**Excerpt from a dataset:**
^^^^^^^^^^^^^^^^
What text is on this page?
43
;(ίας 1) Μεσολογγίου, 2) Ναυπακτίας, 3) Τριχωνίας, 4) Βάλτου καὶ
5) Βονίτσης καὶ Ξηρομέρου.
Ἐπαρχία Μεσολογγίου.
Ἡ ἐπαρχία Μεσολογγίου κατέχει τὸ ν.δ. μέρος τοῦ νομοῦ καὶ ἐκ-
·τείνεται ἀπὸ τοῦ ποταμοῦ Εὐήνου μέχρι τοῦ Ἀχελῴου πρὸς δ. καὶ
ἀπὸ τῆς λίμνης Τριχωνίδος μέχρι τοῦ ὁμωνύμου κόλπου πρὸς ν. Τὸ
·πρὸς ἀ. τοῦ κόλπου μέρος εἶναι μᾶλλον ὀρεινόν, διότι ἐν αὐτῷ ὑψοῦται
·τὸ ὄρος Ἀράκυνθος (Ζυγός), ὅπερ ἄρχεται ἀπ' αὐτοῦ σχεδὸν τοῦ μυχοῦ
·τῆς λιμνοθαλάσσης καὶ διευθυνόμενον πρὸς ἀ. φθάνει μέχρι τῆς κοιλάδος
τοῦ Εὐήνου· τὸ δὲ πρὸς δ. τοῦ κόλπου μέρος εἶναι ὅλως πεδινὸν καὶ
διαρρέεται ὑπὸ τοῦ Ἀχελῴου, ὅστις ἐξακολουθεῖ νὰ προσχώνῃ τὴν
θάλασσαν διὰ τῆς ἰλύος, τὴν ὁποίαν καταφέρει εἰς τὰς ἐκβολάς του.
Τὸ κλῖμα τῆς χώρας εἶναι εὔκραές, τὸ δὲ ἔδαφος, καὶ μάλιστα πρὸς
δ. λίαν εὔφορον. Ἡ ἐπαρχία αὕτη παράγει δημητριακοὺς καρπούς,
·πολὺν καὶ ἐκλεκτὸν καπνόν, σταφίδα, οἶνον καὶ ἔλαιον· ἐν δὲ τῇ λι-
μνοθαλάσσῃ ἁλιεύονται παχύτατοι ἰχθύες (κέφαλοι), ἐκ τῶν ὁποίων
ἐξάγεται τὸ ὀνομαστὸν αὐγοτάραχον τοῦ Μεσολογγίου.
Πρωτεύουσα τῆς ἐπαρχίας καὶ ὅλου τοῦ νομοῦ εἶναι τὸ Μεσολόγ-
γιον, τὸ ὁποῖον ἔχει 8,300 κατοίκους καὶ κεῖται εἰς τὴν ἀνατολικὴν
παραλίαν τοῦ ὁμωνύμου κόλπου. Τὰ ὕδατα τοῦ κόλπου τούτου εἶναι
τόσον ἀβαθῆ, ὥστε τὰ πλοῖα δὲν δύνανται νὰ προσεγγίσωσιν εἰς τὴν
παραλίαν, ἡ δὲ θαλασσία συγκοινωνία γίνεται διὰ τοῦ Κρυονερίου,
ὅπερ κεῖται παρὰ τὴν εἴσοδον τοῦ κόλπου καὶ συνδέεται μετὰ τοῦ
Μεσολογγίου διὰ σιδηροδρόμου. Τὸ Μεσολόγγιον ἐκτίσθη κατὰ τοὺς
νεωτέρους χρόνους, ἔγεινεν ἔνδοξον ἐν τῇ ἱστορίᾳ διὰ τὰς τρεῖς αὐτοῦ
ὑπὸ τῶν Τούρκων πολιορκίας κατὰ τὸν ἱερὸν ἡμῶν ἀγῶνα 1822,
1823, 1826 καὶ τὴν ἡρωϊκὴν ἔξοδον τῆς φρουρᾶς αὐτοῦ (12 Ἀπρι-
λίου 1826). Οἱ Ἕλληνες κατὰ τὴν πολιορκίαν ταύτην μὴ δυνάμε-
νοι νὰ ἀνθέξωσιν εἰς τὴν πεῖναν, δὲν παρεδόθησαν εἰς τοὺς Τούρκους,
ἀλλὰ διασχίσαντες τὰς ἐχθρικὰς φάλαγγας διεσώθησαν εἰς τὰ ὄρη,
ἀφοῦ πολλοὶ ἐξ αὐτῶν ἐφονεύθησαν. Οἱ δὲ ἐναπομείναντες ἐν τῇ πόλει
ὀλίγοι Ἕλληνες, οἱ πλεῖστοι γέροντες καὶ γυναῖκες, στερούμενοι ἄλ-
^^^^^^^^^^^^^^^^
**Description of the task:**
Filter the listing above by the word "ὁμωνύμου"; copy each line that passes.

**Exercise output:**
ἀπὸ τῆς λίμνης Τριχωνίδος μέχρι τοῦ ὁμωνύμου κόλπου πρὸς ν. Τὸ
παραλίαν τοῦ ὁμωνύμου κόλπου. Τὰ ὕδατα τοῦ κόλπου τούτου εἶναι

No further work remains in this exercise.